Directive. Sift the listing for lines that hold the string "НАТРИЯ" and pull them out.
━━━ Given information
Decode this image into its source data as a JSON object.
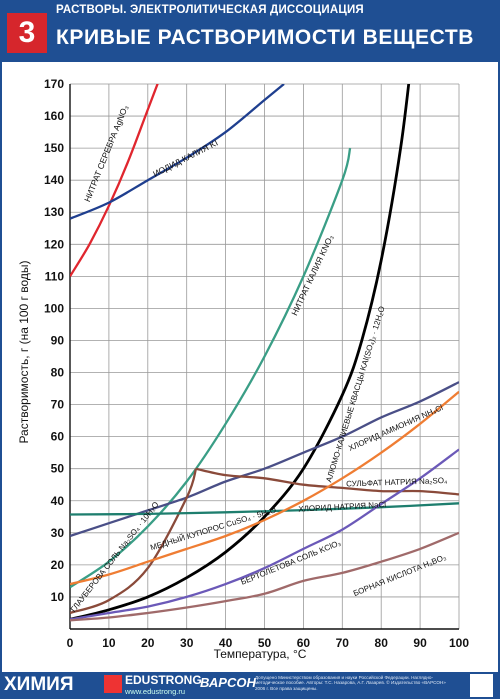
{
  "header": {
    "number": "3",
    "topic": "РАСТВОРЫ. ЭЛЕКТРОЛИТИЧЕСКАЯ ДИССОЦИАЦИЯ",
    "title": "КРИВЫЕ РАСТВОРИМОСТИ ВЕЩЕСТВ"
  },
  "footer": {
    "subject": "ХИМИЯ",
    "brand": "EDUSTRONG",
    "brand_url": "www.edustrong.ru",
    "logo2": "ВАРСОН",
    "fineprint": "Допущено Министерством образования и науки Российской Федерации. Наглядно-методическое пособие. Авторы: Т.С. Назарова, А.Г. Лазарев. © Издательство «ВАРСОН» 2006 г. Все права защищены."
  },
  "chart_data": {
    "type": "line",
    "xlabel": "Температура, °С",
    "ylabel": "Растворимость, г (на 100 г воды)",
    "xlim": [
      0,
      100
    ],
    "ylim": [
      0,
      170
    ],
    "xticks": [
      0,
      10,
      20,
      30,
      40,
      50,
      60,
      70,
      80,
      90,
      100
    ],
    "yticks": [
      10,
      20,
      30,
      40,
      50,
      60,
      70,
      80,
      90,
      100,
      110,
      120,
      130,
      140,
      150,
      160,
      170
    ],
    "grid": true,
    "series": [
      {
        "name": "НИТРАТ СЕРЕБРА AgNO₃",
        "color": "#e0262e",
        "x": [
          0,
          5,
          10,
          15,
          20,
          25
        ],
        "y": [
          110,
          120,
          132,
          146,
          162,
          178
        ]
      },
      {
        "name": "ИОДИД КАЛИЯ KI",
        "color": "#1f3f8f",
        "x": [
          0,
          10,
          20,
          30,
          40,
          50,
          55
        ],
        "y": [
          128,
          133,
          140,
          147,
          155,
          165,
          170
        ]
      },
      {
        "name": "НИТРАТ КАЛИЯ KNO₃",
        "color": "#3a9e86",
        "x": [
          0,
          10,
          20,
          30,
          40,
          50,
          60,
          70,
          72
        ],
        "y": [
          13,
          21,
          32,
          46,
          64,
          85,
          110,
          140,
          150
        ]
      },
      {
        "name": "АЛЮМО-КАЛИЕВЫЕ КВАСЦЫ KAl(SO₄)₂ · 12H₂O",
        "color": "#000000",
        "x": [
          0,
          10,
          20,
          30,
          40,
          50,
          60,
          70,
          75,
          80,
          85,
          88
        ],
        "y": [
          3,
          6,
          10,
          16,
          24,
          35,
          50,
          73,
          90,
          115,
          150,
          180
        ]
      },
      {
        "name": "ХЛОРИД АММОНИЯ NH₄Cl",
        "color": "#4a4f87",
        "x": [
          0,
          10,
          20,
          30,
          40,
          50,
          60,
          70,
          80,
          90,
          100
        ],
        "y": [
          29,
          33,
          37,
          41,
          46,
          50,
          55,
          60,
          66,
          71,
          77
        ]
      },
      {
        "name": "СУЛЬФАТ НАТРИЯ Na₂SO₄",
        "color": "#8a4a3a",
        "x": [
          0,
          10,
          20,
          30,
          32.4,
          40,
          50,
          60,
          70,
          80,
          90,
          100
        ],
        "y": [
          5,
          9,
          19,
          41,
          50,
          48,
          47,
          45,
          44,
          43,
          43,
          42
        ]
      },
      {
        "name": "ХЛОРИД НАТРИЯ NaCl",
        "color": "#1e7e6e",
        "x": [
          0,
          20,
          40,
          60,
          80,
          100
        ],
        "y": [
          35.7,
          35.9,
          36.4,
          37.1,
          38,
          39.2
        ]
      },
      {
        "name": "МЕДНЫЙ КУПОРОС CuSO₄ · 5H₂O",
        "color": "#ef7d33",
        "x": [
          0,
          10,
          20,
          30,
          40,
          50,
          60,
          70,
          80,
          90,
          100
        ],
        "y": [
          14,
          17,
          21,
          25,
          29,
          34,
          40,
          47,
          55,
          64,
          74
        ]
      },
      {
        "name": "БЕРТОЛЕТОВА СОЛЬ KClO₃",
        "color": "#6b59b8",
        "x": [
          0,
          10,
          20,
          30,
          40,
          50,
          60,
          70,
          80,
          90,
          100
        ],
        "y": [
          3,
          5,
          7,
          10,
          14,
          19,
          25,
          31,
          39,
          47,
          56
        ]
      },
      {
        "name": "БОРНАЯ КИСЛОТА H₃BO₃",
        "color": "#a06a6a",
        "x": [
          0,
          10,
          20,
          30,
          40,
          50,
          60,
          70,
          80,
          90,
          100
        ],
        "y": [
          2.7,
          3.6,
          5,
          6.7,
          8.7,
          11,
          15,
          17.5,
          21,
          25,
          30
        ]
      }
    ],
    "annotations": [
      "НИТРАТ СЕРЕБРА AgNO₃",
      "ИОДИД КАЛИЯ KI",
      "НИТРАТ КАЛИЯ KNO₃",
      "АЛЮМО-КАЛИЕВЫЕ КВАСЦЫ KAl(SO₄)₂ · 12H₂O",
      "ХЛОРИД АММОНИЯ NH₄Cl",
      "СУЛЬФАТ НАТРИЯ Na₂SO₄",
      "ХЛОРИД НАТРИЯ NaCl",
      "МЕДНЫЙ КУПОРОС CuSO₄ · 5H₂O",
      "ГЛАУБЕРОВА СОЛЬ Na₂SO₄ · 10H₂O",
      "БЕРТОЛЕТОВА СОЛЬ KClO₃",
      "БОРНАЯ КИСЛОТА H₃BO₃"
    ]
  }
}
━━━━━━
Worked answer.
        "name": "СУЛЬФАТ НАТРИЯ Na₂SO₄",
        "name": "ХЛОРИД НАТРИЯ NaCl",
      "СУЛЬФАТ НАТРИЯ Na₂SO₄",
      "ХЛОРИД НАТРИЯ NaCl",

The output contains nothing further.